— START OF Listed entries —

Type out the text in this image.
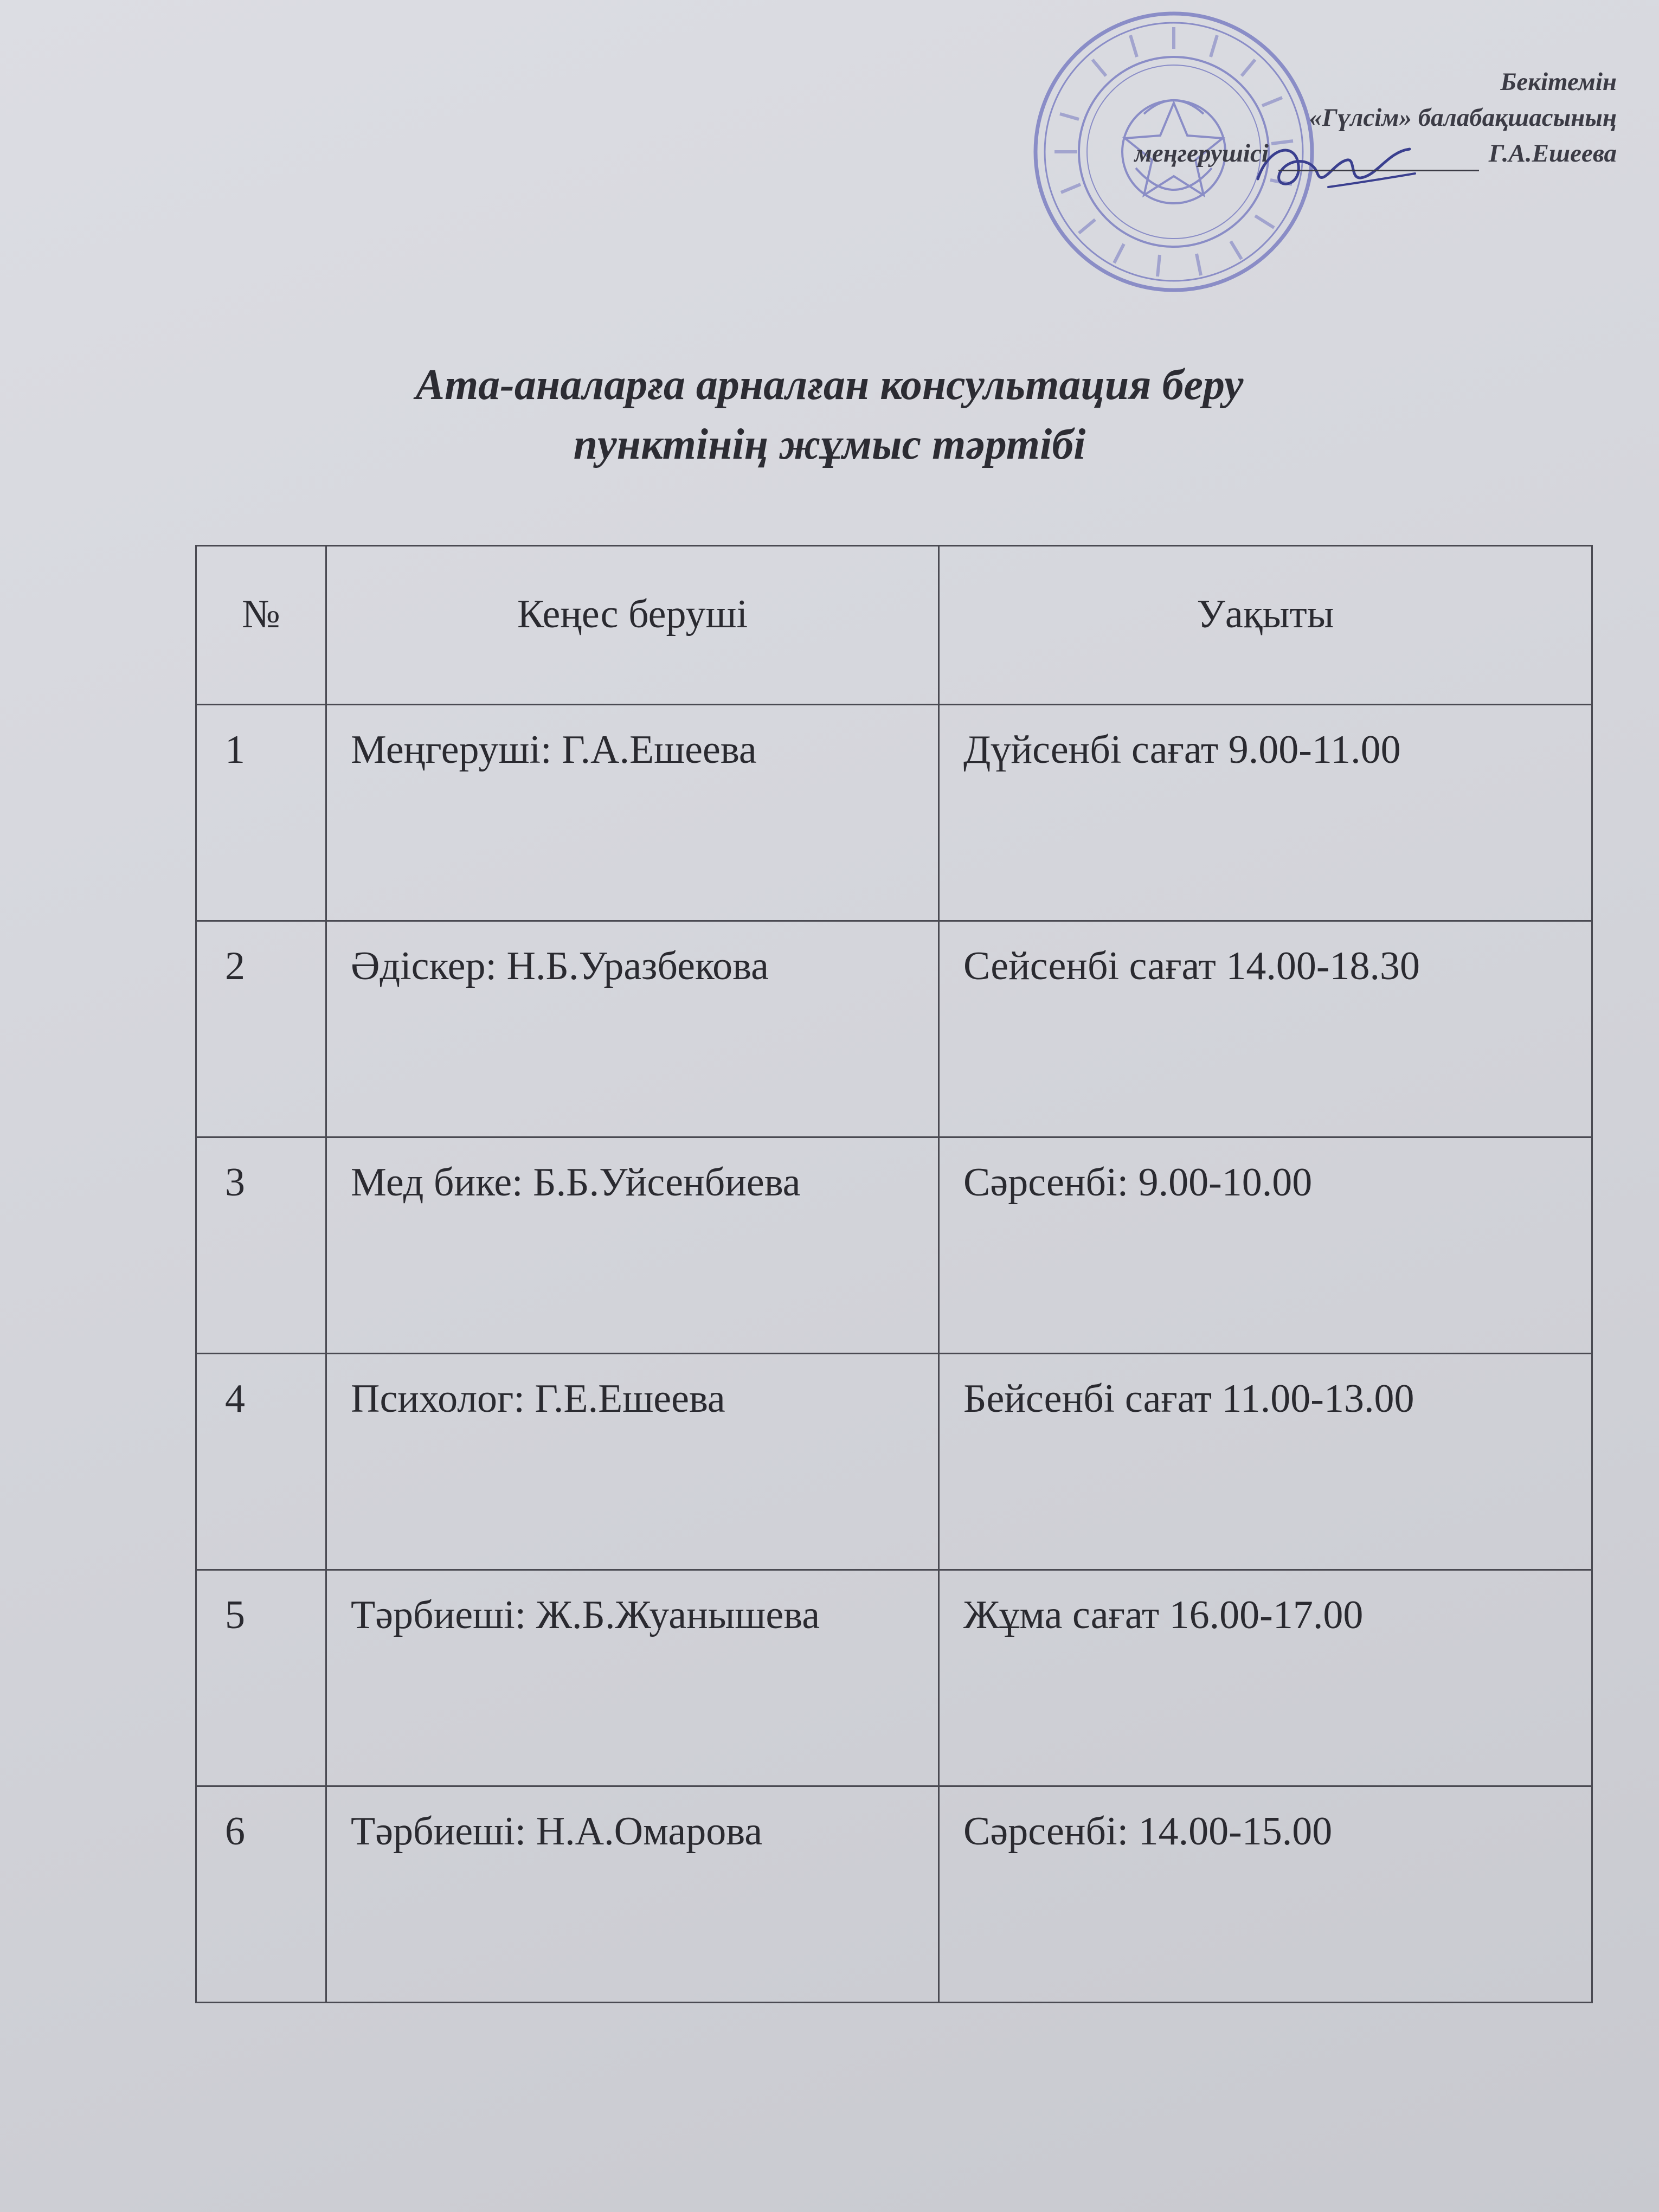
Бекітемін
«Гүлсім» балабақшасының
меңгерушісі	Г.А.Ешеева
Ата-аналарға арналған консультация беру
пунктінің жұмыс тәртібі
№	Кеңес беруші	Уақыты
1	Меңгеруші: Г.А.Ешеева	Дүйсенбі сағат 9.00-11.00
2	Әдіскер: Н.Б.Уразбекова	Сейсенбі сағат 14.00-18.30
3	Мед бике: Б.Б.Уйсенбиева	Сәрсенбі: 9.00-10.00
4	Психолог: Г.Е.Ешеева	Бейсенбі сағат 11.00-13.00
5	Тәрбиеші: Ж.Б.Жуанышева	Жұма сағат 16.00-17.00
6	Тәрбиеші: Н.А.Омарова	Сәрсенбі: 14.00-15.00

— END OF Listed entries —

▶ [Short problem] From the records given above, reproduce all text exactly and exclude each picture.

▶ [Written solution]
Type out the text in this image.
Бекітемін
«Гүлсім» балабақшасының
меңгерушісі	Г.А.Ешеева
Ата-аналарға арналған консультация беру
пунктінің жұмыс тәртібі
№	Кеңес беруші	Уақыты
1	Меңгеруші: Г.А.Ешеева	Дүйсенбі сағат 9.00-11.00
2	Әдіскер: Н.Б.Уразбекова	Сейсенбі сағат 14.00-18.30
3	Мед бике: Б.Б.Уйсенбиева	Сәрсенбі: 9.00-10.00
4	Психолог: Г.Е.Ешеева	Бейсенбі сағат 11.00-13.00
5	Тәрбиеші: Ж.Б.Жуанышева	Жұма сағат 16.00-17.00
6	Тәрбиеші: Н.А.Омарова	Сәрсенбі: 14.00-15.00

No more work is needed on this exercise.